What is needed: Below are the records. Count the lines containing the string "ffffff", and reply with the number alone.

— BEGIN Data shown —

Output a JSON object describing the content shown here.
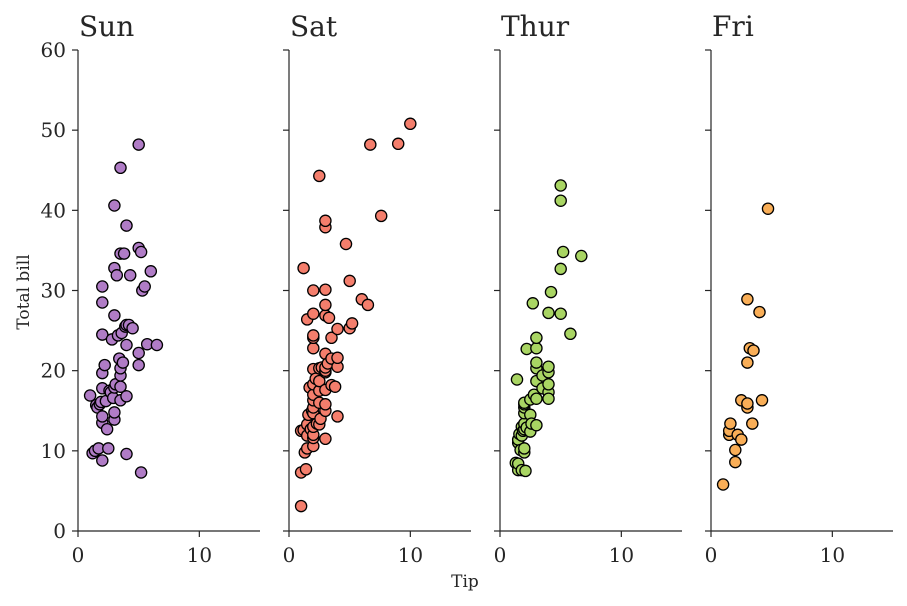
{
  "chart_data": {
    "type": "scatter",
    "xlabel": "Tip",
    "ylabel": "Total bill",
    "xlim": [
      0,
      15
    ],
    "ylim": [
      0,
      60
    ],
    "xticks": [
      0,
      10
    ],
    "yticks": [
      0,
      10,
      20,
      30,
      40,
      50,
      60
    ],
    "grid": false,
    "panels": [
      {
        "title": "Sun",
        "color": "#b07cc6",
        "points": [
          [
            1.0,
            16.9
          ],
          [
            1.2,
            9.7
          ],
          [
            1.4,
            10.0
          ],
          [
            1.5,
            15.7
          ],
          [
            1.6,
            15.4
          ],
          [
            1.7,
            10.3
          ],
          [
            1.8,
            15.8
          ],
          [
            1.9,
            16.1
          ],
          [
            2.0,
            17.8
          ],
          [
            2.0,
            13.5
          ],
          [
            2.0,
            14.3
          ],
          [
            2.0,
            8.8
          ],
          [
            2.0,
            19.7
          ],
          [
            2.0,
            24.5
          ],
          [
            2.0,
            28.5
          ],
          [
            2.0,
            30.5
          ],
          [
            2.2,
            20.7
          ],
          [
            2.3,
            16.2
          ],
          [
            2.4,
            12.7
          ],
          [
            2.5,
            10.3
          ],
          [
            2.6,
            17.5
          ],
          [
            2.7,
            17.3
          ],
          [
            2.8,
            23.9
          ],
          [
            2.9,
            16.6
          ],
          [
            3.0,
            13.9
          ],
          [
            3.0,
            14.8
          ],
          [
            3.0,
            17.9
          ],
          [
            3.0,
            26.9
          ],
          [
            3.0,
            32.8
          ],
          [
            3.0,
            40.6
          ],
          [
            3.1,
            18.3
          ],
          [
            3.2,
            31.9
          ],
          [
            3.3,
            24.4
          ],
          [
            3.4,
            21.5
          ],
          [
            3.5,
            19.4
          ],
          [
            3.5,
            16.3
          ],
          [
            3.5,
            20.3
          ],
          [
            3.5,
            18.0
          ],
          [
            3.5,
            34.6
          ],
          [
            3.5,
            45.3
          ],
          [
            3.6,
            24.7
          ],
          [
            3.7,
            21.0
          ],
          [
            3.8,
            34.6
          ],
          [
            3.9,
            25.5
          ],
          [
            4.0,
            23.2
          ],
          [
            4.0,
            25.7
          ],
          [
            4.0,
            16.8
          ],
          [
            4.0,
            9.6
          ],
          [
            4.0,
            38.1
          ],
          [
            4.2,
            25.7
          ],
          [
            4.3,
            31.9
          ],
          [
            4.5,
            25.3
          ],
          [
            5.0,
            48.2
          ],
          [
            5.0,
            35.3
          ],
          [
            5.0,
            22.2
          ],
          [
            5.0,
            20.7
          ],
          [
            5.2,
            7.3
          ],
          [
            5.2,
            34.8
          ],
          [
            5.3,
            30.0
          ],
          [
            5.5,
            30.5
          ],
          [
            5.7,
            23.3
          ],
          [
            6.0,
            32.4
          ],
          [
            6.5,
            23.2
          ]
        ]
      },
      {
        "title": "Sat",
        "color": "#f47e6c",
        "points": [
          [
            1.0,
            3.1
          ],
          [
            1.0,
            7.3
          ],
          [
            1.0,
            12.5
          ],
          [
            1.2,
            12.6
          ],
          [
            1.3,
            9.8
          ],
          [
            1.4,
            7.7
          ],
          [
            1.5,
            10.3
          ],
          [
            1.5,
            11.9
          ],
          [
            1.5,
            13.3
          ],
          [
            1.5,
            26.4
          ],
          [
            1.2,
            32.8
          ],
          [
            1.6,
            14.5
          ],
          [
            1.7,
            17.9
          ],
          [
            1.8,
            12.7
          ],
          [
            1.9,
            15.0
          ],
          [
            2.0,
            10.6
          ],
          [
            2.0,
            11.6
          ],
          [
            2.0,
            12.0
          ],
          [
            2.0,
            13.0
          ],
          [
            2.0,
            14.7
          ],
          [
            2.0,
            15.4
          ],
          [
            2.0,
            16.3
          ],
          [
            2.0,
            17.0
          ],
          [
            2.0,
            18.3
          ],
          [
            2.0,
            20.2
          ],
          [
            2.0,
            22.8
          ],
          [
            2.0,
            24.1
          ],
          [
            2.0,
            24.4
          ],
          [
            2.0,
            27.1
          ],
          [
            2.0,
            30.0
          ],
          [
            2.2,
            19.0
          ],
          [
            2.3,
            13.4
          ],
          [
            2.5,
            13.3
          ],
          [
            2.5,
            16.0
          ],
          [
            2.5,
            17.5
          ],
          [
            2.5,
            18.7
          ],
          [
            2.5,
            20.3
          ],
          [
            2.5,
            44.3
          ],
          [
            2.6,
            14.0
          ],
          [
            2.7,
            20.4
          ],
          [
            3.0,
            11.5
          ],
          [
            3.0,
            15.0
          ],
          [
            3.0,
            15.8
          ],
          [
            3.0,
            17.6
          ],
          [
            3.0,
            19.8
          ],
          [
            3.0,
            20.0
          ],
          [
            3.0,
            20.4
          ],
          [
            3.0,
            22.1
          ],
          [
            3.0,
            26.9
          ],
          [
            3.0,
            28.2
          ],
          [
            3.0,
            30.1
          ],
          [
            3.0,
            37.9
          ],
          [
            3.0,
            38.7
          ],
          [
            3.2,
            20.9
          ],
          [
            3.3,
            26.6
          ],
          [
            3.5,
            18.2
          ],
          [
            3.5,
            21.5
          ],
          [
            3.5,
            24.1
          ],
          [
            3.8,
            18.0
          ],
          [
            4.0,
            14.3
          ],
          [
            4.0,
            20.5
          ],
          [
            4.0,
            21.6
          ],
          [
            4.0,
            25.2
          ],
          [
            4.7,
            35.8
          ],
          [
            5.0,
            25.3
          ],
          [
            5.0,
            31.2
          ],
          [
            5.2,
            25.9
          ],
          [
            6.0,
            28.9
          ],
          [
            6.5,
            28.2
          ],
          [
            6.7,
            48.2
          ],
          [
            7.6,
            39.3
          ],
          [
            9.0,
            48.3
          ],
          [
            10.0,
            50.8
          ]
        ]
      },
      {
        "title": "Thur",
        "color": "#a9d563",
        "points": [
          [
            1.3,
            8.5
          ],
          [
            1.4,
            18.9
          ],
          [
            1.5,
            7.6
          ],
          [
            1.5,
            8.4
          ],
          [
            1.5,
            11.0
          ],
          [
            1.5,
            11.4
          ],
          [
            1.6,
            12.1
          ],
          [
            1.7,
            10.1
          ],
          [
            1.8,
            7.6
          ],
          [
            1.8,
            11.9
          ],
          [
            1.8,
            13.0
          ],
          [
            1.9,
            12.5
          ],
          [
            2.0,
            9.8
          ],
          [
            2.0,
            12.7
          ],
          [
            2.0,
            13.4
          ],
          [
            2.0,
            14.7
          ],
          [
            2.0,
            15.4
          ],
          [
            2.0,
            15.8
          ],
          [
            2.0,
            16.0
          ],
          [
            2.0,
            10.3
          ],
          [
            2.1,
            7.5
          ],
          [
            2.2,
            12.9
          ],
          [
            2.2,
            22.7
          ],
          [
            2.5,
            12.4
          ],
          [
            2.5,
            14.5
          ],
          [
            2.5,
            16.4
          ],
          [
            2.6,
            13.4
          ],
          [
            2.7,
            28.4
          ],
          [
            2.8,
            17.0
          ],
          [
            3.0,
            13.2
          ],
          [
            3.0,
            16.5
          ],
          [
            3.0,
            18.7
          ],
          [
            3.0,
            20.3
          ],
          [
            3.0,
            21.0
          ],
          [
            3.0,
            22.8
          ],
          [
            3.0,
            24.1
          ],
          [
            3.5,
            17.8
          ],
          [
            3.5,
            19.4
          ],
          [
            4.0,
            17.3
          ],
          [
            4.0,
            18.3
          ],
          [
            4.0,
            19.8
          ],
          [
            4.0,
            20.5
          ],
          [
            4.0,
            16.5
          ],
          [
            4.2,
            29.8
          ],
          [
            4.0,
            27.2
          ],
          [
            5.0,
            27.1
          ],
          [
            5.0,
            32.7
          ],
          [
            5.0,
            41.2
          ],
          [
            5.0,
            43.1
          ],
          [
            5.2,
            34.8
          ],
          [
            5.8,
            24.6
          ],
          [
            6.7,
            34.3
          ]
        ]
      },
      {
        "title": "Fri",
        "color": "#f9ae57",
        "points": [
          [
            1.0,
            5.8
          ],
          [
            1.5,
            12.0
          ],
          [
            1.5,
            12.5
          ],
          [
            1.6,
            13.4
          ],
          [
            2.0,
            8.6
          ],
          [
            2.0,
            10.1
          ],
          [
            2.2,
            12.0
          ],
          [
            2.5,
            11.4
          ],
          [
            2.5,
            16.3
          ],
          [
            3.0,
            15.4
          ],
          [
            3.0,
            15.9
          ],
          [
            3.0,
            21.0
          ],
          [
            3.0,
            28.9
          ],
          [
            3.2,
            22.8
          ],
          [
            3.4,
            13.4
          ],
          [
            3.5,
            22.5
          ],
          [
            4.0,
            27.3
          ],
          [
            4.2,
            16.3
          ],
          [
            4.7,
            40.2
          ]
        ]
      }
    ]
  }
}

— END Data shown —
— BEGIN Data shown —

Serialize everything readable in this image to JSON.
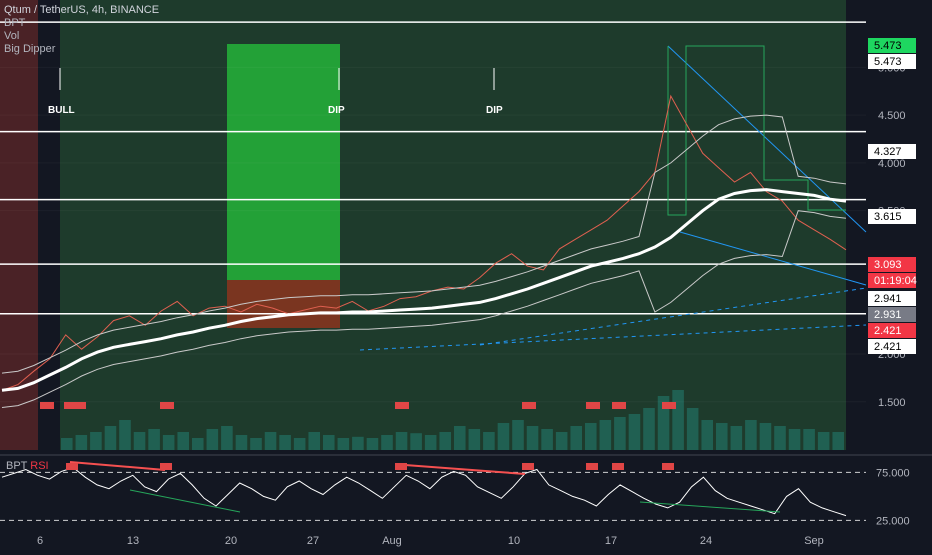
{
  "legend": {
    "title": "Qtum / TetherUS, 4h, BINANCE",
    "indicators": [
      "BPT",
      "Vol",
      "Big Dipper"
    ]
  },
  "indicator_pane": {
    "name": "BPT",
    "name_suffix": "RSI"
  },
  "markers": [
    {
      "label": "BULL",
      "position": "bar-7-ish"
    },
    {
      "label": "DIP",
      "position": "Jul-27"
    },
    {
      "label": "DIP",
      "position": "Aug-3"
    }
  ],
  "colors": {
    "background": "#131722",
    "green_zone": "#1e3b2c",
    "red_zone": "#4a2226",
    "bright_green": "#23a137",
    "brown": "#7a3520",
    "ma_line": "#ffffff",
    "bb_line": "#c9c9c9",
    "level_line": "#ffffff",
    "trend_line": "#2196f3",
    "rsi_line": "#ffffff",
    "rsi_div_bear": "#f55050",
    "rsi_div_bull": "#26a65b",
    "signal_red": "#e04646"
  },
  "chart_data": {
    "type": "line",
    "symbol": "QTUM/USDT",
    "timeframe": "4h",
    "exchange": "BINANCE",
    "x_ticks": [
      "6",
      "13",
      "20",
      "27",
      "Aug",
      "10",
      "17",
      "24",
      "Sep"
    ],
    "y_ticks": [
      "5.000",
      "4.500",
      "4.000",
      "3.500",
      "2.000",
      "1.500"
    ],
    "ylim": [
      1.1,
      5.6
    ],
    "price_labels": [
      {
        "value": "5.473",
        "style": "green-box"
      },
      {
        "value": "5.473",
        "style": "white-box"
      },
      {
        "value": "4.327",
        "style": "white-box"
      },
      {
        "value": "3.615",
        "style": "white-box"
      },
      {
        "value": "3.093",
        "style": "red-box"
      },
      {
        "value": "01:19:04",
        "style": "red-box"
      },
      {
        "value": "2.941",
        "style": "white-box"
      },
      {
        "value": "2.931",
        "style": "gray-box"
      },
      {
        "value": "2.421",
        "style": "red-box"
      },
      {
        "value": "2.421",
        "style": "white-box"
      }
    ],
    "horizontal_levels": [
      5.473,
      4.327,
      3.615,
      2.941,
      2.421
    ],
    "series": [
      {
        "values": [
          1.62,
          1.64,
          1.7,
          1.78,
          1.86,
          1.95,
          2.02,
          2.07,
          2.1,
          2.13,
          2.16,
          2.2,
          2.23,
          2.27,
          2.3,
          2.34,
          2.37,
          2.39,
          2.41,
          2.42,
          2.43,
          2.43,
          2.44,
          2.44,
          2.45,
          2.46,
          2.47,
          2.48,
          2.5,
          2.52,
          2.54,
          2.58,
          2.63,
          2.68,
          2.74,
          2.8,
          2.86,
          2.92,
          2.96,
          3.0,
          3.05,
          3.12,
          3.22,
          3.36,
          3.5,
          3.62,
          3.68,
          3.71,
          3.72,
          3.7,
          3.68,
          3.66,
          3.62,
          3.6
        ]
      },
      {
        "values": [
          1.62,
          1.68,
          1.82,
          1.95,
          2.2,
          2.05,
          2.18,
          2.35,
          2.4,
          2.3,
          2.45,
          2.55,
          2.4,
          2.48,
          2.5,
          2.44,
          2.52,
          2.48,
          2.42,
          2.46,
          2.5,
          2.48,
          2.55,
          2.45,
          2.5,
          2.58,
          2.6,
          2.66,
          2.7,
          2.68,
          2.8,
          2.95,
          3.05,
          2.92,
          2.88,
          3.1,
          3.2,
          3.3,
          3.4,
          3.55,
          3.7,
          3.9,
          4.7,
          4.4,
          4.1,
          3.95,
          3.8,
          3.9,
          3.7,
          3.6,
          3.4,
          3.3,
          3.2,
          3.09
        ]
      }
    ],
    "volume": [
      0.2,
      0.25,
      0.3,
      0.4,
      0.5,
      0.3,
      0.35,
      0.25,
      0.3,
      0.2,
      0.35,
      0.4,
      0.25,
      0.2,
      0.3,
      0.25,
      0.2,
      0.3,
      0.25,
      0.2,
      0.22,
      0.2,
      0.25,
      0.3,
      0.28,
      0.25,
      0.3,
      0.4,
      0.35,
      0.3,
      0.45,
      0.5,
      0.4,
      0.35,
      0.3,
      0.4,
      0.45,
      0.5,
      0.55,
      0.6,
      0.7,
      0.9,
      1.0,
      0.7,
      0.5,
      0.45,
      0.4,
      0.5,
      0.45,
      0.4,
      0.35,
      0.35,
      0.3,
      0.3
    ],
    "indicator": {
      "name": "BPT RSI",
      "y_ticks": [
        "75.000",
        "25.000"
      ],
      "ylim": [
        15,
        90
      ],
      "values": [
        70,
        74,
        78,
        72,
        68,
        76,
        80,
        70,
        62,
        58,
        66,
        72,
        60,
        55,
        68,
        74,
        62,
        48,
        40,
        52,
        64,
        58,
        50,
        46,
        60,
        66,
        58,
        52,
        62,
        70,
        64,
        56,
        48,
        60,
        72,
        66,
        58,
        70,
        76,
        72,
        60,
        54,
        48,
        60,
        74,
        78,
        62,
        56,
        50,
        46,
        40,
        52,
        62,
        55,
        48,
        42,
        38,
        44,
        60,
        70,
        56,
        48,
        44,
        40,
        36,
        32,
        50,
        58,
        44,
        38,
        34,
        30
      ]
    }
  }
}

— END Data shown —
— BEGIN Data shown —

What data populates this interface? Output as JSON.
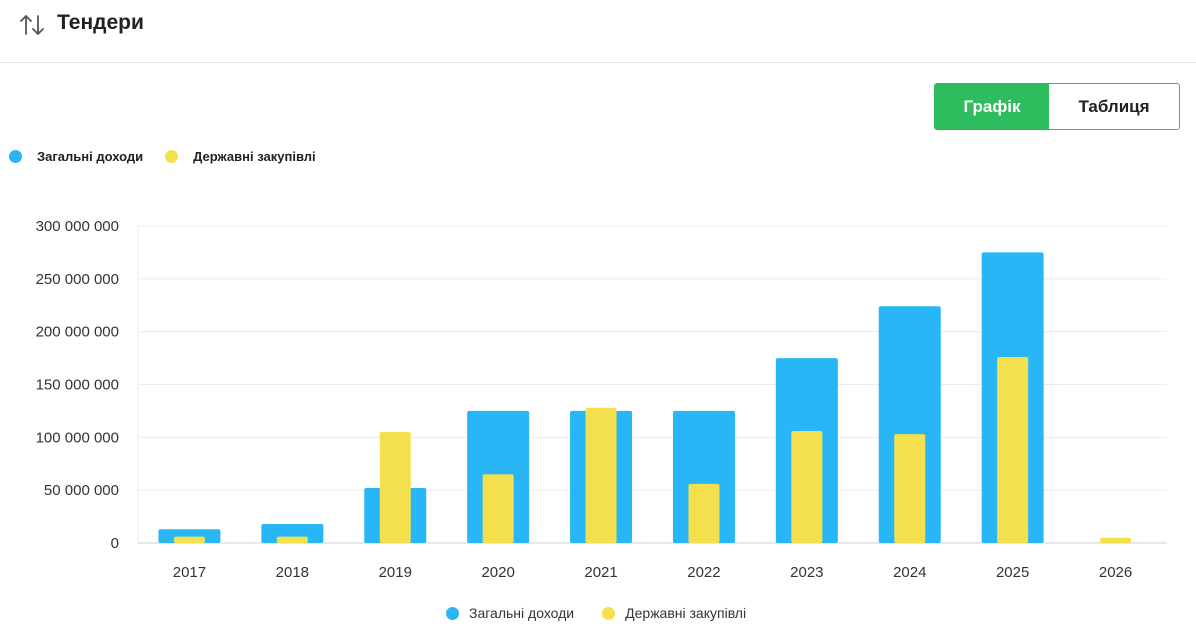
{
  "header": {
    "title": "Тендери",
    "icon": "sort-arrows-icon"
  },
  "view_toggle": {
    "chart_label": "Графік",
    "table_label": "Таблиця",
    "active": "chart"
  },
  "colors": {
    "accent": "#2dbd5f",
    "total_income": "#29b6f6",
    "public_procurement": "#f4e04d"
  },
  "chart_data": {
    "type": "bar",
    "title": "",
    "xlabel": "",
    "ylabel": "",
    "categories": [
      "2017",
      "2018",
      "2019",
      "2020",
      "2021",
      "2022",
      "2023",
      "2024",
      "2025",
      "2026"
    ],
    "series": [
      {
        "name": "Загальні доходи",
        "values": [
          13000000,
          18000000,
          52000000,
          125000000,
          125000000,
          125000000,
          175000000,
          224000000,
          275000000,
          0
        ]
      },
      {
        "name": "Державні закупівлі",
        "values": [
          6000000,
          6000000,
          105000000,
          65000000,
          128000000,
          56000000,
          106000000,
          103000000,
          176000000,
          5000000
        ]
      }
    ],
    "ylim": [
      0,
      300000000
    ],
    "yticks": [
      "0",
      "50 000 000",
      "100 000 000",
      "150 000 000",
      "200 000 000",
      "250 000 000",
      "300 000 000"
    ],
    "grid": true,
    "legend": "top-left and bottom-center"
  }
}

— END Data shown —

Worked answer: 3